In the excerpt about criminal discovery, by what point must the prosecutor disclose tangible objects to the defendant?

Page excerpt —
****

The prosecutor must disclose to the defendant, no later than the omnibus hearing, any tangible objects within his possession or control which he intends to use at trial or which were obtained from or belonged to the defendant. CrR 4.7(a)(l)(v). State v. Smith, 15 Wn. App. 716, 721, 552 P.2d 1059 (1976). The prosecutor must also, upon request of the defendant, disclose additional relevant material and information regarding previously specified searches and seizures. CrR 4.7(c)(1).
Although there is nothing in the record on appeal revealing what was actually contained in the discovery materials, Penn does not dispute the State's statement that "narcotics paraphernalia in general" was listed in discovery documents. If this is true, Penn was adequately notified of the "nature of tangible evidence" intended to be used. CrR 4.7(a)(l)(v); State v. Smith, supra. If Penn had wished more specific information as to the "narcotics paraphernalia," she could have requested it under CrR 4.7(c)(1).

****

Dataset extract —
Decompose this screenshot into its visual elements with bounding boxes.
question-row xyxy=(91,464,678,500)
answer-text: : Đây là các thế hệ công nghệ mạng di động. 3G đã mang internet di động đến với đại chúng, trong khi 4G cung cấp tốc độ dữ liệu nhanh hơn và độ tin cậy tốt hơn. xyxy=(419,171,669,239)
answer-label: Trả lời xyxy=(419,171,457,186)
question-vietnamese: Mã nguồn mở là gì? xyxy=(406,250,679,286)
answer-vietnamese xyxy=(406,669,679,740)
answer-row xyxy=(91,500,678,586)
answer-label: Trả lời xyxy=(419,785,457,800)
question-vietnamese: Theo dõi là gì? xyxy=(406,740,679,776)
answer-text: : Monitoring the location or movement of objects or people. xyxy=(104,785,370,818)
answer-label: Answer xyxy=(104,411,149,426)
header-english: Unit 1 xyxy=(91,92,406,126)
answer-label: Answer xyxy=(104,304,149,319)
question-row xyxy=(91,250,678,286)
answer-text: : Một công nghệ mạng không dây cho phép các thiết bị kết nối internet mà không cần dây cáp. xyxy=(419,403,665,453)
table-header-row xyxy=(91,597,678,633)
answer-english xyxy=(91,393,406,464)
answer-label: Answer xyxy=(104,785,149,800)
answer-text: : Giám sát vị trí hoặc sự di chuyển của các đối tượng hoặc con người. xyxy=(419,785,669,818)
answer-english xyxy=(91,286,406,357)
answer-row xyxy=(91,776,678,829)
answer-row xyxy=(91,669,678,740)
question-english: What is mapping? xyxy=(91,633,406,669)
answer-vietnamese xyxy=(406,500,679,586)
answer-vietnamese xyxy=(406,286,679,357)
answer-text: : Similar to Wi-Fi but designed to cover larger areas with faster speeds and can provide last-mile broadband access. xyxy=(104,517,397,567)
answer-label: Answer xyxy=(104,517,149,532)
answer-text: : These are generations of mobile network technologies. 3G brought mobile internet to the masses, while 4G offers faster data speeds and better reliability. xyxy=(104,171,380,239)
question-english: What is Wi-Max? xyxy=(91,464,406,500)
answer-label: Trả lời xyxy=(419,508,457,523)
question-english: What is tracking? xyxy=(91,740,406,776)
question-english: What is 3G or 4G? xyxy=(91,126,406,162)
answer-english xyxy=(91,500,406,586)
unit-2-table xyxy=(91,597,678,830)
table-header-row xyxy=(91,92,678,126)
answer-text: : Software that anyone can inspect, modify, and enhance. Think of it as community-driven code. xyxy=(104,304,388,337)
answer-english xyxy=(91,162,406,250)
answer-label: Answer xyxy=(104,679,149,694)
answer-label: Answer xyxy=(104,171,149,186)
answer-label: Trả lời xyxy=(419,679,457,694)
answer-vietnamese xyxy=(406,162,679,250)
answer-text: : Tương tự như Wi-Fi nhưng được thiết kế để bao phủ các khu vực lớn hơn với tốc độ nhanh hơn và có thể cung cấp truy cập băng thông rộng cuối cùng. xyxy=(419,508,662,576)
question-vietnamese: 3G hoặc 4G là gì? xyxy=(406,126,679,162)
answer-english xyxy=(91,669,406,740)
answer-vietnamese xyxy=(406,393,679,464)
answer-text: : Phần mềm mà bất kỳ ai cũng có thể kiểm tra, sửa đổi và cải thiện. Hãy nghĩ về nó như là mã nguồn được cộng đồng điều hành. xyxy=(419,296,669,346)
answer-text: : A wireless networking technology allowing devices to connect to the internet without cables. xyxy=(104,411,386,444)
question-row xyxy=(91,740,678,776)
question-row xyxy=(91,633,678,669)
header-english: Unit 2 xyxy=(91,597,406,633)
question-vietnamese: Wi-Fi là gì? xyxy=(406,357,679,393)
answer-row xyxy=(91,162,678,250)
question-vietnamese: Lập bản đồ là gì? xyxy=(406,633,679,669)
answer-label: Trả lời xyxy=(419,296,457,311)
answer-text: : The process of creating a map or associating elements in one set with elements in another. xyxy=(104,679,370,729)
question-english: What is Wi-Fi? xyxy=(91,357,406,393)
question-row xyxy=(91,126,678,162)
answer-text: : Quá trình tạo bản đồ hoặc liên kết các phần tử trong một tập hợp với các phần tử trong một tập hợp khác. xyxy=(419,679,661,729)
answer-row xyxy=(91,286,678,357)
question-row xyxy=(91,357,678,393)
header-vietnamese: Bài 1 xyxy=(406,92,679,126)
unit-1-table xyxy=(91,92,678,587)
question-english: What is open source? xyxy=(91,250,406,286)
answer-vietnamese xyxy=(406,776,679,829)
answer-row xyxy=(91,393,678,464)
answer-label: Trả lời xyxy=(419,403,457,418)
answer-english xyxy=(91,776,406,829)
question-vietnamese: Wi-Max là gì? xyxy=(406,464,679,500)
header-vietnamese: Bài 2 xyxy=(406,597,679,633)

****

Solution — No later than the omnibus hearing.